*** TEXT Section Begins ***

Anorexia and Bulimia are Caucasian Western Diseases

by Mary Pettengill

            An eating disorder occurs when an individual manipulates his or her eating habits to drastically change the appearance of the body, usually to fit the social norm or socially idealized body type of their culture.  In America we usually associate these concepts with anorexia and bulimia where the goal is to lose weight and keep that weight off.  However, this only occurs in Western Nations and predominantly among causasian populations in these nations.  These diseases did not exist in the Eastern World until American and European advertisement began influencing Asian and Middle Eastern cultures, and even still the actual numbers of those suffering are extremely small compared to the number in Western Nations.

            America is home to 24 of  the 70 million individual with eating disorders worldwide, a huge number when you consider that this is over a third of the world’s sufferers of such diseases.  Of the individuals struggling with anorexia and bulimia in the United States, they are predominately white.  In 1985 there were only five cases of bulimia in African Americans, showing a huge cultural split.  Numbers take a leap in Asian minorities living in Western cultures where in the same year there were seven girls found suffering of bulimia and one with anorexia.

            More recently, as Japan has had huge economic growth and is being more and more influenced by the Western World, the numbers of those suffering from eating disorders have grown rapidly.  Second in the world to America and Europe in eating disorder statistics in Japan are the world’s highest, but still in 1986 only 1312 individuals were found with eating disorders, and in surrounding counties they are still less than ten.  These numbers alone speak a lot for Western culture and for the countries that Western culture continues to influence with economic growth and advertising.

            It also becomes obvious that the internet and social media has a lot of influence on eating disorders, where people are constantly being bombarded with advertisements and pictures of other people.  Countries in the East with out a large Internet presence clearly would not have this issue because it simply does not exist.  While numbers continue to increase in the Middle East and China as Western globalization continues to expand these countries still have very small numbers they still continue to be almost insignificant compared to numbers in America, Europe, and now Japan because of the pressure Western advertisement continues to put on individuals.  The most vulnerable group in all three of these nations are girls and women fifteen to twenty-four years of age.

            It is not clear whether or not other Eastern World Nations that have not been so heavily touched by Eastern culture have eating disorders of a different manner, where perhaps instead of starving themselves they do otherwise, but it is very clear that diseases such as bulimia and anorexia are Western social diseases caused by our culture and effecting primarily our Caucasian population.

Mary Pettengill is majoring in studio arts-metals at East Carolina University.

*** TEXT Section Ends ***

**PROBLEM TO WORK ON:**
In the essay on eating disorders, change "social media" to "television" and write out the passage between "It also becomes" and "years of age.", inclusive. The entries after this point aren't needed.

*** GIVEN ENTRIES Section Begins ***

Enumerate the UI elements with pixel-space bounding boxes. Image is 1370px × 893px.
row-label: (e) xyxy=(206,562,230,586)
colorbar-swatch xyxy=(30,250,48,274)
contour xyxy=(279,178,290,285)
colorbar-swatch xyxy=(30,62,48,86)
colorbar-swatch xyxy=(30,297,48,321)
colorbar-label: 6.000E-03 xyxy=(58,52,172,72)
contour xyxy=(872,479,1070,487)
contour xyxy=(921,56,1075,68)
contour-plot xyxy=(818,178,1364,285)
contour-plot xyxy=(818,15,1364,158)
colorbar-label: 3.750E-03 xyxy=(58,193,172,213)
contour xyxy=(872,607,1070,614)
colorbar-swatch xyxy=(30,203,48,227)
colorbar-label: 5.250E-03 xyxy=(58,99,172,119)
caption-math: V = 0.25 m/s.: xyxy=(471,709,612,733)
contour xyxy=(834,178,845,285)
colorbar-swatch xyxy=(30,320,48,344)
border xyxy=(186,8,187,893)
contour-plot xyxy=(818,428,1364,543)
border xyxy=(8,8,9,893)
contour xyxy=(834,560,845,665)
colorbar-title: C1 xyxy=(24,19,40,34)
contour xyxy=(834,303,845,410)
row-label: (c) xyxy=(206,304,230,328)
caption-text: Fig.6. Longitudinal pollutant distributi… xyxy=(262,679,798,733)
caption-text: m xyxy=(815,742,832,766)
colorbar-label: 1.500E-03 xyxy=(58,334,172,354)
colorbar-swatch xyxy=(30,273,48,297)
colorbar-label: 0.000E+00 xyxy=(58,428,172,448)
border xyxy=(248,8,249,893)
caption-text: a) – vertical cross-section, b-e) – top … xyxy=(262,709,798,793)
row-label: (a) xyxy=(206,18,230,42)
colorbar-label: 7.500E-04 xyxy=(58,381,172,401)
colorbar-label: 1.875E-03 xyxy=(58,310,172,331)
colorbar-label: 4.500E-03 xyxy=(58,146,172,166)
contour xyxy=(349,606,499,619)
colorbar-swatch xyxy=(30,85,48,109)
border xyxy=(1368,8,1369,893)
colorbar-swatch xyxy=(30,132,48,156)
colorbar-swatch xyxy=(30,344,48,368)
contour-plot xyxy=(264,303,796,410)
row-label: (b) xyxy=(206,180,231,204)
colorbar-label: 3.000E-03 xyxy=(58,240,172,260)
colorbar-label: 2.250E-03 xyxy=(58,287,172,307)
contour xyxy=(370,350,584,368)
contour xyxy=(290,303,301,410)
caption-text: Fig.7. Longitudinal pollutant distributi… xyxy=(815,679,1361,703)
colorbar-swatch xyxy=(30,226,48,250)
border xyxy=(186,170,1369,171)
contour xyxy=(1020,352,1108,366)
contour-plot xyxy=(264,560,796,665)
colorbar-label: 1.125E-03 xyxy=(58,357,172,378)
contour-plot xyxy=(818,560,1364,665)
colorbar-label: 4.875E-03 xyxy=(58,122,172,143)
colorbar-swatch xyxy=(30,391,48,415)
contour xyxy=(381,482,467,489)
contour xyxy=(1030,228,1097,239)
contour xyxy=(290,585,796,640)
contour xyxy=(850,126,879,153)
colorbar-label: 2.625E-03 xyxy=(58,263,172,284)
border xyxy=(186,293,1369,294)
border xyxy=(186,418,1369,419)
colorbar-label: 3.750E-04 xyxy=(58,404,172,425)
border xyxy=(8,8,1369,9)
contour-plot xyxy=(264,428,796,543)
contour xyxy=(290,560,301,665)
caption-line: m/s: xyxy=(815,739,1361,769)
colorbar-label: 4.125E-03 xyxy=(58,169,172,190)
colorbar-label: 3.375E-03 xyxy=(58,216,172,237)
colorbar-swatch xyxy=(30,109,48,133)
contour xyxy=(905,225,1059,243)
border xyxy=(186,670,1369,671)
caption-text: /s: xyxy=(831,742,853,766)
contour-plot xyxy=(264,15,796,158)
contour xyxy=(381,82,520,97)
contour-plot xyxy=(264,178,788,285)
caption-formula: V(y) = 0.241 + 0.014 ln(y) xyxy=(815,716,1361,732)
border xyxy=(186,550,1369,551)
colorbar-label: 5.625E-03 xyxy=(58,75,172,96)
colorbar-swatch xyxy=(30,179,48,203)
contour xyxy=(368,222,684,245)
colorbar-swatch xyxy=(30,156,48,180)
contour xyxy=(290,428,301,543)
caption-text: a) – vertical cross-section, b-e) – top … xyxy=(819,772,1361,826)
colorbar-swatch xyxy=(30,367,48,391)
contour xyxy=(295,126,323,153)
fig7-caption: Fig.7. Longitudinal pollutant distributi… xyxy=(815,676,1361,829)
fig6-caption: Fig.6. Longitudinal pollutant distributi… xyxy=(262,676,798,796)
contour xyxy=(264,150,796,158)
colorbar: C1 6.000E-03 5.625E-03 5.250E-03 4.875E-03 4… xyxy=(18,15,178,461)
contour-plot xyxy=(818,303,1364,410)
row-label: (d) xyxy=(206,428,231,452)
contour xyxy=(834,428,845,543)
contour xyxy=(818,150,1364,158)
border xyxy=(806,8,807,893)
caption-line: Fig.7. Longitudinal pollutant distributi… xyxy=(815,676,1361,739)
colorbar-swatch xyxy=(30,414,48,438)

*** GIVEN ENTRIES Section Ends ***

**REPLY:**
It also becomes obvious that the internet and television has a lot of influence on eating disorders, where people are constantly being bombarded with advertisements and pictures of other people.  Countries in the East with out a large Internet presence clearly would not have this issue because it simply does not exist.  While numbers continue to increase in the Middle East and China as Western globalization continues to expand these countries still have very small numbers they still continue to be almost insignificant compared to numbers in America, Europe, and now Japan because of the pressure Western advertisement continues to put on individuals.  The most vulnerable group in all three of these nations are girls and women fifteen to twenty-four years of age.